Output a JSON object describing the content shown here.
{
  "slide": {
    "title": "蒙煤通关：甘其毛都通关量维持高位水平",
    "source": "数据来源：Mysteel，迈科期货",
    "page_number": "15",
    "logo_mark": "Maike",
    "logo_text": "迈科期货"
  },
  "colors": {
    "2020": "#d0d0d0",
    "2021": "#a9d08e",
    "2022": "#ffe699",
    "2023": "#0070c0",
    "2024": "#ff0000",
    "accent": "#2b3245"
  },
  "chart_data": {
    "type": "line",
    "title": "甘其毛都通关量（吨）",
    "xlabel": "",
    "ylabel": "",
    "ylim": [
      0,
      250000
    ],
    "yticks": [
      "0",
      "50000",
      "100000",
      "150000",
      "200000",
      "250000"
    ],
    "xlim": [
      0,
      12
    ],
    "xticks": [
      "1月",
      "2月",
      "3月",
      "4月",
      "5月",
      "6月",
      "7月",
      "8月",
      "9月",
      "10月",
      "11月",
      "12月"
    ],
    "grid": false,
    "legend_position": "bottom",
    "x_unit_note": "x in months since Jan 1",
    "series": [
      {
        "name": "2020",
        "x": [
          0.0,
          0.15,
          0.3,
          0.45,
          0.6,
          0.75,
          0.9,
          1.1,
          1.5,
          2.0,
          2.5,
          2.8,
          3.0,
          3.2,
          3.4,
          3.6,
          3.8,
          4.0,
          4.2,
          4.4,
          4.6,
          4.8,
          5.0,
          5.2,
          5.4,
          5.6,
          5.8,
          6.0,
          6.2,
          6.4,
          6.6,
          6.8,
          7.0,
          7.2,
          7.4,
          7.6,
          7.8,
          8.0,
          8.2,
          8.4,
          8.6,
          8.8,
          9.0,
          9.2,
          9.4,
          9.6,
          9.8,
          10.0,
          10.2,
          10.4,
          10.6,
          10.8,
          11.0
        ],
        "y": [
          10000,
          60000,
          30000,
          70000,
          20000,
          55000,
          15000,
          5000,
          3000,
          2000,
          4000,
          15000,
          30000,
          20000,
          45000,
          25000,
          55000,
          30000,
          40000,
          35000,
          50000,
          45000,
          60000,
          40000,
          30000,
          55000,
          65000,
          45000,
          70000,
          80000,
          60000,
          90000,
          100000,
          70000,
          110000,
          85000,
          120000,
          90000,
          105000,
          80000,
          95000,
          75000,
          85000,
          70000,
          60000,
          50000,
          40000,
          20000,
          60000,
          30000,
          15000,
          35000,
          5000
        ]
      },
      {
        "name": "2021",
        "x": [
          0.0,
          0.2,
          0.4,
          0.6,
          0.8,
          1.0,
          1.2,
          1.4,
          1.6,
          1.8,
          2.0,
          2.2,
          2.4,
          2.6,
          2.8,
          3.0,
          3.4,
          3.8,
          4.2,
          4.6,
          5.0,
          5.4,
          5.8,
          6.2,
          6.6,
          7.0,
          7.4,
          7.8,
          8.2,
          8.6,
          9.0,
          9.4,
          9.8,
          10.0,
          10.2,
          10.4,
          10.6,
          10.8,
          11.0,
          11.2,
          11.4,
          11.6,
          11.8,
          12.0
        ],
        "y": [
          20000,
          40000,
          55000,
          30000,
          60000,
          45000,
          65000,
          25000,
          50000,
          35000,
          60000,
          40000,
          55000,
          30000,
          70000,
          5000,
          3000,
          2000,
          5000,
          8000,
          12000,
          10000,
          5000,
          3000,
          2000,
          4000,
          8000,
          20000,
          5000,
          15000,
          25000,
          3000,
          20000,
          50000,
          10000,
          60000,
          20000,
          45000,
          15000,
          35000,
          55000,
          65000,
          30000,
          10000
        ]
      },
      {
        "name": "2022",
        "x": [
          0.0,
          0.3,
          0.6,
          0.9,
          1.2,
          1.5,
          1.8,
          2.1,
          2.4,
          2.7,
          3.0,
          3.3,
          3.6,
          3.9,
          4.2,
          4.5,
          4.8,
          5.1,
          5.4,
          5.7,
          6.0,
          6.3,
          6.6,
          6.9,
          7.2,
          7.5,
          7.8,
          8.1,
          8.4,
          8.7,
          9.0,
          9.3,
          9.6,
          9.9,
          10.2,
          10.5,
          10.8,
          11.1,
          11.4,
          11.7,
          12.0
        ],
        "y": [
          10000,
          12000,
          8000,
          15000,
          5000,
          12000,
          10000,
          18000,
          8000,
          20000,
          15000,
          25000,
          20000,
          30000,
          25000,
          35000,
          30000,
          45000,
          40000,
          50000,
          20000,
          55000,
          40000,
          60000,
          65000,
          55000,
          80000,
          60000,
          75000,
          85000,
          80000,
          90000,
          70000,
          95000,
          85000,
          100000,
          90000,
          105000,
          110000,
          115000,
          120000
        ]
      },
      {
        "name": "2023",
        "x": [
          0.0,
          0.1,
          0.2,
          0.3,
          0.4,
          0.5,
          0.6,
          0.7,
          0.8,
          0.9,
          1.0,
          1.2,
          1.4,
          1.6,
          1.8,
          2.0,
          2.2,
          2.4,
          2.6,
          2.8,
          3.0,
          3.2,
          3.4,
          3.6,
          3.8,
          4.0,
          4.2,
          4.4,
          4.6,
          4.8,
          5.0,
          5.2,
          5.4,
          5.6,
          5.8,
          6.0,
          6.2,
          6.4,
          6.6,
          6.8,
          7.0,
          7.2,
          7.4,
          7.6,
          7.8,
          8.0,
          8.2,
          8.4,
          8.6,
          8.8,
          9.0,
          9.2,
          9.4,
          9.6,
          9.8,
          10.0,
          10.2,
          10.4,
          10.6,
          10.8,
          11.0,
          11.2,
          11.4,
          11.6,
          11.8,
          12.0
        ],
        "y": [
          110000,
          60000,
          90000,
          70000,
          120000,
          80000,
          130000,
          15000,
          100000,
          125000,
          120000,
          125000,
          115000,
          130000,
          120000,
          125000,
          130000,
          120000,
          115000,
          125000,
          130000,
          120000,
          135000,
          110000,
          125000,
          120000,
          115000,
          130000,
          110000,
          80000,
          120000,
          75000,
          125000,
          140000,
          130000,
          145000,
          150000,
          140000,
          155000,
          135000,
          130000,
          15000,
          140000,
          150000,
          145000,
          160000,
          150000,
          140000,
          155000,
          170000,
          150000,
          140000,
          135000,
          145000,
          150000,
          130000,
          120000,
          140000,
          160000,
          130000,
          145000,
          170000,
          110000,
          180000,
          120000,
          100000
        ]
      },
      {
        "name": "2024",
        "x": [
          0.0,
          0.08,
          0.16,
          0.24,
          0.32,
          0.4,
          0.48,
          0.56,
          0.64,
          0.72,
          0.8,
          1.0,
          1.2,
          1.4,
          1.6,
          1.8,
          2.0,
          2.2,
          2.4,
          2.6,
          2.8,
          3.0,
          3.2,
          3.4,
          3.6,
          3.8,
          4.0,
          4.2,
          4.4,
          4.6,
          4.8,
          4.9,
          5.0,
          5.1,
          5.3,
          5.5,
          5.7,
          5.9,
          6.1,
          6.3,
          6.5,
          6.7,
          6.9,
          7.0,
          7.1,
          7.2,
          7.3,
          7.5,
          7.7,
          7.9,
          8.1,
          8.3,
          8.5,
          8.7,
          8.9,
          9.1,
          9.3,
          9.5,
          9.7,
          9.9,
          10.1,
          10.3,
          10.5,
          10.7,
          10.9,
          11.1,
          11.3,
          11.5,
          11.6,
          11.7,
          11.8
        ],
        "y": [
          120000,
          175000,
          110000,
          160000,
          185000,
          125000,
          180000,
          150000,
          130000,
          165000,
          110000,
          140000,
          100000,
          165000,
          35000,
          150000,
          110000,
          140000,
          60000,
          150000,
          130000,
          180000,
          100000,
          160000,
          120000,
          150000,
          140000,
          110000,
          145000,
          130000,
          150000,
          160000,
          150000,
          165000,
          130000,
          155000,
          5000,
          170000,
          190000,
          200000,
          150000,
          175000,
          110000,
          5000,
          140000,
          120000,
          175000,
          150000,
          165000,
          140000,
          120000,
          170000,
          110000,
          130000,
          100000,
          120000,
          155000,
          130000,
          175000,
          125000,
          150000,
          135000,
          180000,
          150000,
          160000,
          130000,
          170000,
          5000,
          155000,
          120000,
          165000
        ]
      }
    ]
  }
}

AIM:
Look through the entries above and list every line containing "迈科期货".

ANSWER FOR THIS EXERCISE:
    "source": "数据来源：Mysteel，迈科期货",
    "logo_text": "迈科期货"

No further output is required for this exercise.